--- INSTRUCTIONS FOR THE TASK ---
Check each line of the data below for the word "Multiplier", then extract the ones that have it.

[Dataset excerpt]

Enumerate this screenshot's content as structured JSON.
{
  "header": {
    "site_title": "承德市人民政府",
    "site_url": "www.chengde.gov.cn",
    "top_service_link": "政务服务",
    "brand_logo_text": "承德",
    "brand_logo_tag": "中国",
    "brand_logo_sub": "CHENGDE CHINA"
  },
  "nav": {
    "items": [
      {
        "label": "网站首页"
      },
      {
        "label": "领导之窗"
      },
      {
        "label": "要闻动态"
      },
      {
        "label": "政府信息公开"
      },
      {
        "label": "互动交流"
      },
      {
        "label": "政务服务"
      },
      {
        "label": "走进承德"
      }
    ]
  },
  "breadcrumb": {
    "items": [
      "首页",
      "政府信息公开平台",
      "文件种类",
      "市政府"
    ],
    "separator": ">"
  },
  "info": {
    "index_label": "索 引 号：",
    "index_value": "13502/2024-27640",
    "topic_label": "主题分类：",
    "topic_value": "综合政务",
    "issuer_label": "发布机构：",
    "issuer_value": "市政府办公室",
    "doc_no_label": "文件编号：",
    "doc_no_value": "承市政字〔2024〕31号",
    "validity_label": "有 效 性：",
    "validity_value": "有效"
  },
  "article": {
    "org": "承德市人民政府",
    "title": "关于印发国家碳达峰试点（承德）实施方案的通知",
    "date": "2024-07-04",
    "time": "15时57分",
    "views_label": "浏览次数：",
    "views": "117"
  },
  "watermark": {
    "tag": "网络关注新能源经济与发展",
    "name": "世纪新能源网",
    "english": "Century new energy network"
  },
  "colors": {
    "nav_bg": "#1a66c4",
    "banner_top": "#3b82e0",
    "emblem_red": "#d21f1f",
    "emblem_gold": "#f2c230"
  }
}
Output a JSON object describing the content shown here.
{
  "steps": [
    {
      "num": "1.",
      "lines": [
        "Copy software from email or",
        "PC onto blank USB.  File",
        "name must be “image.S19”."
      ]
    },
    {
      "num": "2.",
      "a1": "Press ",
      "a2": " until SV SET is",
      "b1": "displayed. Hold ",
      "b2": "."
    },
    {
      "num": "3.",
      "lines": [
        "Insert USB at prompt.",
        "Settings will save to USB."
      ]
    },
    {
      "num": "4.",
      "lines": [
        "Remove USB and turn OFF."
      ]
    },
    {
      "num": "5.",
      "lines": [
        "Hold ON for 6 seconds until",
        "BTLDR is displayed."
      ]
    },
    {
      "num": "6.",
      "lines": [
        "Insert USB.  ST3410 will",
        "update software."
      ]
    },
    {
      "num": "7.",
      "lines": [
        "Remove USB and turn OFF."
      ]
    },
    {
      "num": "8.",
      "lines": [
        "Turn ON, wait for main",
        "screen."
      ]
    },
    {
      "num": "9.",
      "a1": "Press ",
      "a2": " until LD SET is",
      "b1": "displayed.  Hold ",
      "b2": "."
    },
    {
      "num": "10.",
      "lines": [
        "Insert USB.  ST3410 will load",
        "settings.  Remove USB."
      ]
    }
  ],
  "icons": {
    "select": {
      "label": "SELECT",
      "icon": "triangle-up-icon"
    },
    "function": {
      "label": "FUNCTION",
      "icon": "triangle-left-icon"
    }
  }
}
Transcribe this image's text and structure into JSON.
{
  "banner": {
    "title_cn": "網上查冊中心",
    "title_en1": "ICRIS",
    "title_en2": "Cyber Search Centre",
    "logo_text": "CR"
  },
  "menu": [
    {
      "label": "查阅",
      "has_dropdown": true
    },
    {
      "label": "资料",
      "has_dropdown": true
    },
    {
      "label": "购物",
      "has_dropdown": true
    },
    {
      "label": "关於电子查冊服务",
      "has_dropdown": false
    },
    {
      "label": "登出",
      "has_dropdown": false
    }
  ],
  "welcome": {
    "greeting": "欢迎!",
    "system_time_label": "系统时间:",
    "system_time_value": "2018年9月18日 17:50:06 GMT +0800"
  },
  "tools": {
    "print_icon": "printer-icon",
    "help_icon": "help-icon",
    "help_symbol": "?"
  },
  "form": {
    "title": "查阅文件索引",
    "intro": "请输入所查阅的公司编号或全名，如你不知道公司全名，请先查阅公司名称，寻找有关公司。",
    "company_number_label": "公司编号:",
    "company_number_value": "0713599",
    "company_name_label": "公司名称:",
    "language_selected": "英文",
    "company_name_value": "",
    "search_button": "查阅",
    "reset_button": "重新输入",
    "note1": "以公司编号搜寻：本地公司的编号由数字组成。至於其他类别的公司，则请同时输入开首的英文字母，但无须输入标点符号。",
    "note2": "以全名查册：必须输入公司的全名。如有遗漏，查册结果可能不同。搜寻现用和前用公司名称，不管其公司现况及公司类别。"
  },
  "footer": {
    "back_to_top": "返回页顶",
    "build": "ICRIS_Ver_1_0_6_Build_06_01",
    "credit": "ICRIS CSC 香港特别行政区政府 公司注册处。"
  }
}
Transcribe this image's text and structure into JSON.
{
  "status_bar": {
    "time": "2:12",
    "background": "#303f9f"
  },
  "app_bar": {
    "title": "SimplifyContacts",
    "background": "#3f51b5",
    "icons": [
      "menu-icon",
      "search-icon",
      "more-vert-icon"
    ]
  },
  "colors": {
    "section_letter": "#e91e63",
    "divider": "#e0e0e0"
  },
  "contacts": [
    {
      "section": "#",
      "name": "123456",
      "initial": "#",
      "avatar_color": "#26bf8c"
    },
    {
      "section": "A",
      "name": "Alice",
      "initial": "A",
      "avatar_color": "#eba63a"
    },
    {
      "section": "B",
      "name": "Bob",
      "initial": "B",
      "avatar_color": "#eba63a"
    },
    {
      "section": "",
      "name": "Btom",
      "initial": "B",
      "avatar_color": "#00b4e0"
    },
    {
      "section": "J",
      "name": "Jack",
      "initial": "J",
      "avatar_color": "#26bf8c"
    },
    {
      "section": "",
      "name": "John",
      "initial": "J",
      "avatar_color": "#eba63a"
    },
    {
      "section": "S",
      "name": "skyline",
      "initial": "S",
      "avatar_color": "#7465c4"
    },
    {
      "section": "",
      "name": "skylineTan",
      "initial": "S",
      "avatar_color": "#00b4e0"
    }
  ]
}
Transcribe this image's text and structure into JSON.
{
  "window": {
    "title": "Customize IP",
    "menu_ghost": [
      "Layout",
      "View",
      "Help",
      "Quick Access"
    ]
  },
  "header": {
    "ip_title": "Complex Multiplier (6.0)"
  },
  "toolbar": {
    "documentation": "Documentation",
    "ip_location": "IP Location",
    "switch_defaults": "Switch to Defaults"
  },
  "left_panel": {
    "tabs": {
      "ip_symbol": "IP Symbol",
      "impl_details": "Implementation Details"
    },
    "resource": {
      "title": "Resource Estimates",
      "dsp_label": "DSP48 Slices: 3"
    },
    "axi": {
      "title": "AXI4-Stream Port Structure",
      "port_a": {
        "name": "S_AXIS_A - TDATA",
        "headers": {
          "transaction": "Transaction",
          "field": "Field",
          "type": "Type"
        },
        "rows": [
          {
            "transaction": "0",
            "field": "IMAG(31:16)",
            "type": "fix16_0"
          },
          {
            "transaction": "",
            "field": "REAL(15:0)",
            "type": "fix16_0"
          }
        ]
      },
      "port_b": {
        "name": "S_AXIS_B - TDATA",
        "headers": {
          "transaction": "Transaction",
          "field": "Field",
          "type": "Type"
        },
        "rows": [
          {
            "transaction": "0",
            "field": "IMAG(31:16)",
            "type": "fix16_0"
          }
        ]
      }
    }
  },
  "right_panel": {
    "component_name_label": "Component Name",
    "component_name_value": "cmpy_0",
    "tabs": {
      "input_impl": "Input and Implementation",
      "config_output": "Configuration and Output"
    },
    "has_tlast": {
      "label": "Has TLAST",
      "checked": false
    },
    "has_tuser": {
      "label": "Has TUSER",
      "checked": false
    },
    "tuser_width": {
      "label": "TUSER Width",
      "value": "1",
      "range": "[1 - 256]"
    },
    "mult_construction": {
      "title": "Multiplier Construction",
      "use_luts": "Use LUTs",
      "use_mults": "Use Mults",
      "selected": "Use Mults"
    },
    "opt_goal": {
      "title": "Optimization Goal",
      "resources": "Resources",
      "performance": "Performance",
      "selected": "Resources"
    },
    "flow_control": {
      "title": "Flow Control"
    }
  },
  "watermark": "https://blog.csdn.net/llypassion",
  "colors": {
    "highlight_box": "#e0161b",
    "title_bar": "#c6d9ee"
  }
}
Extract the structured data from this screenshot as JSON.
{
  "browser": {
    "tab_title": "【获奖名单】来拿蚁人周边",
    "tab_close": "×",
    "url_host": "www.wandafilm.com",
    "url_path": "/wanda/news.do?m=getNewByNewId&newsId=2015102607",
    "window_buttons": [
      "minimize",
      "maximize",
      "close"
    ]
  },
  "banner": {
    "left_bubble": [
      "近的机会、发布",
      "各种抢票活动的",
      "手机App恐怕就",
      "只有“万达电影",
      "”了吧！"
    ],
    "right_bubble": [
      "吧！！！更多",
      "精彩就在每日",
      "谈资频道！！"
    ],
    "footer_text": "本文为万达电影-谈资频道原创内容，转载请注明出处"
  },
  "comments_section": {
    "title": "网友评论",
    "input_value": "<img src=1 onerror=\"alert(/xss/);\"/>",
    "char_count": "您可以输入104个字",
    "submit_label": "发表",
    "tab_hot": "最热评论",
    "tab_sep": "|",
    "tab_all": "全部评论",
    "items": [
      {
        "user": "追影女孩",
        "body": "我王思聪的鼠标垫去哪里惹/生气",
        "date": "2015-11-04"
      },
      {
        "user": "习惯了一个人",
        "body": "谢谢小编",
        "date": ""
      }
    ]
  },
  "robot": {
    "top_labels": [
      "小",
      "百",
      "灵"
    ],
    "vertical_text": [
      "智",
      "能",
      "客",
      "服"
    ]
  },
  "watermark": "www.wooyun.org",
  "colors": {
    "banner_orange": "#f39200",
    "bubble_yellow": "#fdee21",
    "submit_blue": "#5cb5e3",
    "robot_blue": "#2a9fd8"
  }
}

--- TASK RESPONSE ---
    "ip_title": "Complex Multiplier (6.0)"
      "title": "Multiplier Construction",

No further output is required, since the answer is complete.